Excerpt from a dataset
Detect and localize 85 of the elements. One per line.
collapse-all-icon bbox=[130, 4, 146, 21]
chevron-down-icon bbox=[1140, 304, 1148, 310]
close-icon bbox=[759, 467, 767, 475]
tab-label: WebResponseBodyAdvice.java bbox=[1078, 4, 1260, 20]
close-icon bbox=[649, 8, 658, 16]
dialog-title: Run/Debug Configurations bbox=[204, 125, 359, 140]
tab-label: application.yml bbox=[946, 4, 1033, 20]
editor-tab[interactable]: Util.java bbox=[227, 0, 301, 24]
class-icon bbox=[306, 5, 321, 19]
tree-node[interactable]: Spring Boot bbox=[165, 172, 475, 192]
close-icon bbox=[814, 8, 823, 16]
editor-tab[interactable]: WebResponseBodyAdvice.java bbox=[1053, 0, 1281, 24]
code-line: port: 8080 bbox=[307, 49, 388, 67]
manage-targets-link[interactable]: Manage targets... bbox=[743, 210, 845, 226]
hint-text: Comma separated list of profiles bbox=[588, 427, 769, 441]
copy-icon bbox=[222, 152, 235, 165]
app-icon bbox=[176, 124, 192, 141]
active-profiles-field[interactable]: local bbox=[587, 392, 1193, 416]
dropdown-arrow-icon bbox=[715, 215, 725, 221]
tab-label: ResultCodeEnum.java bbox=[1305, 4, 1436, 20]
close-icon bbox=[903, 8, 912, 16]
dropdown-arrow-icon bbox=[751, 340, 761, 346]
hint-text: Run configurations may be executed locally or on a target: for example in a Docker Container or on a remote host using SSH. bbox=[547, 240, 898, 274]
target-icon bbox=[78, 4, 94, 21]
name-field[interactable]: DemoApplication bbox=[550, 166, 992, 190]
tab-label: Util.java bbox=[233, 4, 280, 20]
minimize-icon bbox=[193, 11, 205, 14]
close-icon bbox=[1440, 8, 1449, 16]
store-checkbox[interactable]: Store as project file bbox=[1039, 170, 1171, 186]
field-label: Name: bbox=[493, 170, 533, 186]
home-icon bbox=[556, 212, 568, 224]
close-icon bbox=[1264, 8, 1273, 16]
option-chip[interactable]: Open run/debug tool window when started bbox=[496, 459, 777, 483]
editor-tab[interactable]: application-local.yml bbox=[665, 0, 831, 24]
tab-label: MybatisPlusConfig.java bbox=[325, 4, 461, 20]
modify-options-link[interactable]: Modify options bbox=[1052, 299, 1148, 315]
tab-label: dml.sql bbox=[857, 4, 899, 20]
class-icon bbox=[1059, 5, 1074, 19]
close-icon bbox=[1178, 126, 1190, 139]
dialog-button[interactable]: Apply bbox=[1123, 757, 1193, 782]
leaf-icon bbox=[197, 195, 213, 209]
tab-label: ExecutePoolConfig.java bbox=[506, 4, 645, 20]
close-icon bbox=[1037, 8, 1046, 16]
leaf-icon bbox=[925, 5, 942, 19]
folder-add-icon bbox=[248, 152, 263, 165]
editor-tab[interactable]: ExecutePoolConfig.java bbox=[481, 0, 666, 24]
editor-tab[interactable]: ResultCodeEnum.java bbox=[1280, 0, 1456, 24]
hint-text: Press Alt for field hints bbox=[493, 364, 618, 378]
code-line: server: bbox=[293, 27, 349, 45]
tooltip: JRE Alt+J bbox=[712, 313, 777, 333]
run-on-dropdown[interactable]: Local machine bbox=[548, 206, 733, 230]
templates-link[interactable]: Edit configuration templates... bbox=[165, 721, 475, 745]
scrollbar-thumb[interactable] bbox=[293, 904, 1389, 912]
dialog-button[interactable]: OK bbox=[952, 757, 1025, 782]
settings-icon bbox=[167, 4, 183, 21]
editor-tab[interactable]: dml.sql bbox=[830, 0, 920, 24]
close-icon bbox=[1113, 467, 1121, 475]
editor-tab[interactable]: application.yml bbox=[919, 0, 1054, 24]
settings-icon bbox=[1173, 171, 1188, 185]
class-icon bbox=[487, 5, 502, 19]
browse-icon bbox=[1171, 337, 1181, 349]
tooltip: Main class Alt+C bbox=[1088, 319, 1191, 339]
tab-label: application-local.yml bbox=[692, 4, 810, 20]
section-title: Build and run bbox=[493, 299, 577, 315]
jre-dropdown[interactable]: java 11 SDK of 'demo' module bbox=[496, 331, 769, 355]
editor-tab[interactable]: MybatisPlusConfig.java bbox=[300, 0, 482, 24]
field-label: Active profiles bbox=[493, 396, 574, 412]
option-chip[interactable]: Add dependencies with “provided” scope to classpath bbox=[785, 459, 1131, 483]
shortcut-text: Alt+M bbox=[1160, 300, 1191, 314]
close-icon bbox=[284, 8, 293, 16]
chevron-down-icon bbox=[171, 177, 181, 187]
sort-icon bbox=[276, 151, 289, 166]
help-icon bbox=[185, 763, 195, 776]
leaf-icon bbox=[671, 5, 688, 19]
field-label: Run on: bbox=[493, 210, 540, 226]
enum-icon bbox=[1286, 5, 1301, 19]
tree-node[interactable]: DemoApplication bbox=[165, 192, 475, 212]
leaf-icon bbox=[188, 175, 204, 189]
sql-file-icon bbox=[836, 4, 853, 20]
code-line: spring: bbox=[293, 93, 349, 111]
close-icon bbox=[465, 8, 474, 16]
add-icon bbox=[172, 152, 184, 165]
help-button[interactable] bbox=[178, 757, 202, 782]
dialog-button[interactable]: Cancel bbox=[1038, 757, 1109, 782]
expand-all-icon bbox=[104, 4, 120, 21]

◆ Written task: Pick out every line in the entries above that contains the string "editor".

◆ Task result:
editor-tab[interactable]: Util.java bbox=[227, 0, 301, 24]
editor-tab[interactable]: WebResponseBodyAdvice.java bbox=[1053, 0, 1281, 24]
editor-tab[interactable]: application-local.yml bbox=[665, 0, 831, 24]
editor-tab[interactable]: ExecutePoolConfig.java bbox=[481, 0, 666, 24]
editor-tab[interactable]: ResultCodeEnum.java bbox=[1280, 0, 1456, 24]
editor-tab[interactable]: dml.sql bbox=[830, 0, 920, 24]
editor-tab[interactable]: application.yml bbox=[919, 0, 1054, 24]
editor-tab[interactable]: MybatisPlusConfig.java bbox=[300, 0, 482, 24]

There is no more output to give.